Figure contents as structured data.
-----

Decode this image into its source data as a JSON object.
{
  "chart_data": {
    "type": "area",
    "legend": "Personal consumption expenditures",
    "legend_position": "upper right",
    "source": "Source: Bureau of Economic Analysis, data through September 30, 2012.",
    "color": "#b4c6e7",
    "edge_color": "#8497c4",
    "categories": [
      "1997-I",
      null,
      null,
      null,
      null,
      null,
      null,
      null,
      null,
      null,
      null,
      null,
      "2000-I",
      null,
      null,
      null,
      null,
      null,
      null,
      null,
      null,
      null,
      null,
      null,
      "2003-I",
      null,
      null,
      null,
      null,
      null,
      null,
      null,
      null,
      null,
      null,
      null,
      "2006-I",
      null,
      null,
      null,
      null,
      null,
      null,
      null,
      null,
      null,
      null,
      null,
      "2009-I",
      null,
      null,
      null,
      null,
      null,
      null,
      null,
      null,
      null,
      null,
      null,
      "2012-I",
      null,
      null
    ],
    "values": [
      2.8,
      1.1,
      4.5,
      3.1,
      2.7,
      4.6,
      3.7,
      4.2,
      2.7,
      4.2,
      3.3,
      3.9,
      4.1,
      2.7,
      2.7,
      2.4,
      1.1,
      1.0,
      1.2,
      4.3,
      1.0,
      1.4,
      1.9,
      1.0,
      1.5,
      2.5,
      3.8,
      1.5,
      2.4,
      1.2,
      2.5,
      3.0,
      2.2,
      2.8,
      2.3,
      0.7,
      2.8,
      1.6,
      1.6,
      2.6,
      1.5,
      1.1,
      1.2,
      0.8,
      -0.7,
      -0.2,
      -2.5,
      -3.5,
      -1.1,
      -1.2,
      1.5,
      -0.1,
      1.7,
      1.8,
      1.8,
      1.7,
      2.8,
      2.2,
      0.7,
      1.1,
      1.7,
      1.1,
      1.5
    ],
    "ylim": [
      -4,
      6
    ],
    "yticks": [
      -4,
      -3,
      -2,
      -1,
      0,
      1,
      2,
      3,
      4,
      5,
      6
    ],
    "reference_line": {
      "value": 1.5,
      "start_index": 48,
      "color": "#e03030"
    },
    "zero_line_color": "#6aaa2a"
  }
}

-----

Given problem. Copy all the lines above that hold the string "source".

Answer to this problem.
Decode this image into its source data as a JSON object.
    "source": "Source: Bureau of Economic Analysis, data through September 30, 2012.",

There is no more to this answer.